[Dataset records]
______________________________
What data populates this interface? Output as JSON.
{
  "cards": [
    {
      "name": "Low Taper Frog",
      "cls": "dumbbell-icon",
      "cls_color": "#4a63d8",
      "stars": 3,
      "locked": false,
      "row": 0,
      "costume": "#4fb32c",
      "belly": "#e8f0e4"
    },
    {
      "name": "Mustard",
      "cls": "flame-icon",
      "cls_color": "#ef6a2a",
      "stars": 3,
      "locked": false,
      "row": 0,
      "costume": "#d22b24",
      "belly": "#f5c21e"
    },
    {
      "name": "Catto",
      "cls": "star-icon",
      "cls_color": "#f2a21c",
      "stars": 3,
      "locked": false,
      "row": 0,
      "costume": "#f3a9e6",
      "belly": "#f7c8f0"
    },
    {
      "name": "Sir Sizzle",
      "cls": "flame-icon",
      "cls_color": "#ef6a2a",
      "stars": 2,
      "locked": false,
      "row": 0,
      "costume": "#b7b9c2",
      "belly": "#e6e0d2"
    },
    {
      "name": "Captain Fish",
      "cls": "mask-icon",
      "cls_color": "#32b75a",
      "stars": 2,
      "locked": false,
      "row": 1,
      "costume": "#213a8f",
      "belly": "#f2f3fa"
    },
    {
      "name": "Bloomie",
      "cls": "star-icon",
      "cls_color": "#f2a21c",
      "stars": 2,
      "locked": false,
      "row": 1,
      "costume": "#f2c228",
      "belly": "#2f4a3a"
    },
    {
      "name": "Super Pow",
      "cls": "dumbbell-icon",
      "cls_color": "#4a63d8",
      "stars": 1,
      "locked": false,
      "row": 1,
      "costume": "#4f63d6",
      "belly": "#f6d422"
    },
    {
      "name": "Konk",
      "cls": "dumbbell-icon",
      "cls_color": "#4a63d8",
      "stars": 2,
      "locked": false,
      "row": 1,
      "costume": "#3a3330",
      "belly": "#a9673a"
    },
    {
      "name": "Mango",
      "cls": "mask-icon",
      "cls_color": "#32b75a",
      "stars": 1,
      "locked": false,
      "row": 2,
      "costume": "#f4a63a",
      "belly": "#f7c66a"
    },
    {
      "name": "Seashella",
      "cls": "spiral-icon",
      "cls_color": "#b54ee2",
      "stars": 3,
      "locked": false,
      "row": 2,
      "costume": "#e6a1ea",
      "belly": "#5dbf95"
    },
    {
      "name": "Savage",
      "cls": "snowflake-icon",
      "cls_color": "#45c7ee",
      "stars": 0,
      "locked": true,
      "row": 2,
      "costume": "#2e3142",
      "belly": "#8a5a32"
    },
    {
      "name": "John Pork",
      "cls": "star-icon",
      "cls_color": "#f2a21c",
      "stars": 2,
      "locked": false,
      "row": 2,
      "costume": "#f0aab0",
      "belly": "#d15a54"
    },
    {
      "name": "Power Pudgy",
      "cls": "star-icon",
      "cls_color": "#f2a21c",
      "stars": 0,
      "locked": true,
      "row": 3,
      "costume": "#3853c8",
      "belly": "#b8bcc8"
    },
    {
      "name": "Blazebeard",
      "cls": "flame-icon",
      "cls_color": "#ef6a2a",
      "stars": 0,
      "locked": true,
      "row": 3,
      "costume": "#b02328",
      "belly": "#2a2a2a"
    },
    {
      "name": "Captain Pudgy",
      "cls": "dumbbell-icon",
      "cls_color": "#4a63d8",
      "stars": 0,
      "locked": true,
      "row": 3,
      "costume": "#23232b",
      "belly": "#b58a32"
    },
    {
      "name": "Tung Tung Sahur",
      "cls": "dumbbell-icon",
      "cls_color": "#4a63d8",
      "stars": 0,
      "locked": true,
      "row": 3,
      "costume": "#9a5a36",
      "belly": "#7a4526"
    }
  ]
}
______________________________
[Exercise requirements]:
Tally every line of the listing that holds the string "Pudgy", then give the number by itself.

[Exercise solution]:
2